Exercise task:
According to the fossil text, what were the samples dissolved in once they reached the lab?

It looks like a tattered surgical stocking with legs. But this millimetre-long fossil is one of the best preserved animal fossils from the Cambrian period, 500m years ago. With no mineralised hard parts, worms like this would normally rot and decay long before the processes of fossilisation could get to work. But this exceptional one-off preserves every wart and wrinkle of the animal’s skin, along with the fibrous tissues of its muscles. The great age of the fossil means that it provides a rare glimpse of one of the most significant evolutionary transitions – the origin of legs.
When a team of researchers led by my colleague, Zhang Xiguang, scrambled along a towpath carved into the severe banks of the Jinsha river, they could only imagine what fossil treasures lay in the grey carbonate nodules beneath their feet. On returning to the lab, these precious samples were dissolved in acetic acid (a strong vinegar), and the laborious process of picking fossils from the busy residues began. Somewhere in the array of shell fragments and trilobite spines, one fossil in particular stood out.

(Layout annotation data)
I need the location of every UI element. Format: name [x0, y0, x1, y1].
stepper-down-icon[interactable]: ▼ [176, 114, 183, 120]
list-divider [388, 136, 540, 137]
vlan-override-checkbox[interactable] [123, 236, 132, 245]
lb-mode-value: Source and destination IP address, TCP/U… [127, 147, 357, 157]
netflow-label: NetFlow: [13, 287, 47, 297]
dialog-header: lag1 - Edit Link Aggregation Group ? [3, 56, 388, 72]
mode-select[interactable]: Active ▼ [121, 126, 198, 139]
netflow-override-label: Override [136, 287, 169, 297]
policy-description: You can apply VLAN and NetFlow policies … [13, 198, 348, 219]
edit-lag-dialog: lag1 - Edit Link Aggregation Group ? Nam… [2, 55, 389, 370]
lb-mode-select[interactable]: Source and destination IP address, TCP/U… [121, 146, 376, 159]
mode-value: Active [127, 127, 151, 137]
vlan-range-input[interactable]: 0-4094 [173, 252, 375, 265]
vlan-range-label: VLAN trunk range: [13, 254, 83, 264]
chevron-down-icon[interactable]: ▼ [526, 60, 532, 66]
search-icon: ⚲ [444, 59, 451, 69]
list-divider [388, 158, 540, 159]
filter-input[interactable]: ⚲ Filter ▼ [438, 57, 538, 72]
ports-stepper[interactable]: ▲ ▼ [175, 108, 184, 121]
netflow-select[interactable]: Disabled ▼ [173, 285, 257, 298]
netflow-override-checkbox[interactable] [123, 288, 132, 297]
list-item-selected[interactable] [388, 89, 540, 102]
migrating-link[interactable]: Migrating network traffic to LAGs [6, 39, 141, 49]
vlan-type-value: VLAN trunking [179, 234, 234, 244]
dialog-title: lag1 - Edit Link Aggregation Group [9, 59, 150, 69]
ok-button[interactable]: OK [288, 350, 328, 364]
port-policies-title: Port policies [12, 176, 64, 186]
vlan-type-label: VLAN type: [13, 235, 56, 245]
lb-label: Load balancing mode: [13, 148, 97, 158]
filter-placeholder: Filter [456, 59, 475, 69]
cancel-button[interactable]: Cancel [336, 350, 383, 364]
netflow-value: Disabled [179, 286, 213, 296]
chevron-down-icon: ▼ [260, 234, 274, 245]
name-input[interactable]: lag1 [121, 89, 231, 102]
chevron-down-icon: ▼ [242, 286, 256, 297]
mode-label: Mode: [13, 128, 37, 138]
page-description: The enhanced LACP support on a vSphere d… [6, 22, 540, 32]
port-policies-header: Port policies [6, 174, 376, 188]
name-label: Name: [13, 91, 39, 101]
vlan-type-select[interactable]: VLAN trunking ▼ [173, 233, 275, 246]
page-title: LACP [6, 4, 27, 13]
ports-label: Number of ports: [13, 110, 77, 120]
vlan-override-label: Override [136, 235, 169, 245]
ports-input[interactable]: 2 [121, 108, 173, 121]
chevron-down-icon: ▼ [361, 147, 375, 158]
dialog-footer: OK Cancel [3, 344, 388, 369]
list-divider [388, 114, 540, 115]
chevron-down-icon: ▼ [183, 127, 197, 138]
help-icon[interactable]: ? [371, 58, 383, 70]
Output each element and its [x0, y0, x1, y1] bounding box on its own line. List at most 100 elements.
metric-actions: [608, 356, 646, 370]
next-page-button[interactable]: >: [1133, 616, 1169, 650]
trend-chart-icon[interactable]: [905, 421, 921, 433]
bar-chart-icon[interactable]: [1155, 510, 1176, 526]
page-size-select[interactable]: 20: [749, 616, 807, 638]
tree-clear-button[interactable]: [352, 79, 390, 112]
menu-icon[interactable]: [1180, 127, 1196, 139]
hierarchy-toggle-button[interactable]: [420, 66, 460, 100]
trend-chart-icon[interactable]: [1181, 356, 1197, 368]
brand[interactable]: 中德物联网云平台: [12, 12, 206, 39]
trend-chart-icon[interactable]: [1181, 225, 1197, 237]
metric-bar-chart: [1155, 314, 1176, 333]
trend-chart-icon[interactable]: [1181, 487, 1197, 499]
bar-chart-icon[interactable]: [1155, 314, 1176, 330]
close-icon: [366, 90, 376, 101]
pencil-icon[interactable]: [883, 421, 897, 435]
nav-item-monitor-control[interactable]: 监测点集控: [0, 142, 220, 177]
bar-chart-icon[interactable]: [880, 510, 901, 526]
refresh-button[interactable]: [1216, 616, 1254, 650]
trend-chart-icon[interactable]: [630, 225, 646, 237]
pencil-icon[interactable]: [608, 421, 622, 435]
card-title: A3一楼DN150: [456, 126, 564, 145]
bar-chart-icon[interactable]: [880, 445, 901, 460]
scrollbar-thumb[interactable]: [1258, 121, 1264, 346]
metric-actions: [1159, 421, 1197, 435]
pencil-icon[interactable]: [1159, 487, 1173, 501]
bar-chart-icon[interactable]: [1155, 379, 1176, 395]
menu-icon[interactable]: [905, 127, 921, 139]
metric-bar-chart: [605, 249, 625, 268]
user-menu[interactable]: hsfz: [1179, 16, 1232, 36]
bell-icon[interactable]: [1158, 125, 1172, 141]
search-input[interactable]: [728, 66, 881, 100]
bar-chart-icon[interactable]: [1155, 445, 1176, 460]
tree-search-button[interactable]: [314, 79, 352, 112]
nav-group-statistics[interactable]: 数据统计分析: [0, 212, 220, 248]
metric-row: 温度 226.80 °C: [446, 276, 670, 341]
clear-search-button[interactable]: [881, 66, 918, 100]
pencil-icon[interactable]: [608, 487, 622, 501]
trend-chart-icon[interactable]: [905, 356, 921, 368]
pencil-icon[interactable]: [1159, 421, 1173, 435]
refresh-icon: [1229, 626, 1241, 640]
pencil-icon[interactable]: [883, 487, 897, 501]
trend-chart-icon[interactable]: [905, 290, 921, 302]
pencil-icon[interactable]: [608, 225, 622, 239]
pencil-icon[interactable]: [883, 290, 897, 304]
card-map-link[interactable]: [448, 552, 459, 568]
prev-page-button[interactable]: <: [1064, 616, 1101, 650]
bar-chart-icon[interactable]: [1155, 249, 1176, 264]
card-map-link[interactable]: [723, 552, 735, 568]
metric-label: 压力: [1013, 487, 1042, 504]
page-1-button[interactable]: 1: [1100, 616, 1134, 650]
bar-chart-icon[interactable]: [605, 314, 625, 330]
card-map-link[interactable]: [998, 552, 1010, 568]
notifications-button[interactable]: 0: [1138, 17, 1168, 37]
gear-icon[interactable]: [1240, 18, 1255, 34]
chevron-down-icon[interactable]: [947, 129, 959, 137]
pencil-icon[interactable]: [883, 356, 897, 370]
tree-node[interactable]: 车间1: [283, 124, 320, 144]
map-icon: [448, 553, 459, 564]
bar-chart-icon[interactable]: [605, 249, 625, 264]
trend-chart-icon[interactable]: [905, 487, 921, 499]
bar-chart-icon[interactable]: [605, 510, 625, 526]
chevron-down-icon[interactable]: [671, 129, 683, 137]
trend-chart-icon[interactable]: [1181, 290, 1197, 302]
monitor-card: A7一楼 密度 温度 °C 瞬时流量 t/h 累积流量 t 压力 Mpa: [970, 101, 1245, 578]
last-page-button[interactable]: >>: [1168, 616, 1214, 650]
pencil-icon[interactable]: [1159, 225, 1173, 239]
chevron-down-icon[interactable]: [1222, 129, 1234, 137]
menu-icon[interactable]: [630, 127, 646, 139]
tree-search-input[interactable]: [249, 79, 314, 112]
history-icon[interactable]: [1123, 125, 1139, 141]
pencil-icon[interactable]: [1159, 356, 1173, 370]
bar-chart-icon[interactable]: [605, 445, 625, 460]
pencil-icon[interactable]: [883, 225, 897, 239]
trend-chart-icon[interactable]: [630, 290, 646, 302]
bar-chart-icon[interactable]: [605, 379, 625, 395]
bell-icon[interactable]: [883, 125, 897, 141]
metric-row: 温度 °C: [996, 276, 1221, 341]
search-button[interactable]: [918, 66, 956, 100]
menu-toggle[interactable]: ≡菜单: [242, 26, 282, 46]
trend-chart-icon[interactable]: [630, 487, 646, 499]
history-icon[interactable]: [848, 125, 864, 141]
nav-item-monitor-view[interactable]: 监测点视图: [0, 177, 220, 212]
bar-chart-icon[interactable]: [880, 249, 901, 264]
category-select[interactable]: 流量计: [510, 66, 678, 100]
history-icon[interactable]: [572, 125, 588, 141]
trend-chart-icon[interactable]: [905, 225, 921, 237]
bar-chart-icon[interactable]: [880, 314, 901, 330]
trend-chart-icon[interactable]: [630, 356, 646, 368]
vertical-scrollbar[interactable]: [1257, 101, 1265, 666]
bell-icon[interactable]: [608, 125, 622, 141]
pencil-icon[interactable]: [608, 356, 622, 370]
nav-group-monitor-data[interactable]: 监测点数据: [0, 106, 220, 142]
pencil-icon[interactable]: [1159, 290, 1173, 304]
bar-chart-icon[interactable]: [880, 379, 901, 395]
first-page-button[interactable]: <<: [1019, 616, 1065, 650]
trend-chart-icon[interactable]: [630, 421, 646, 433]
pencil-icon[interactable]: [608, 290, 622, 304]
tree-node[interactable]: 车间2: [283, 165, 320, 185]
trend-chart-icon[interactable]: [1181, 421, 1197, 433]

Answer to the problem:
Acetic acid, a strong vinegar.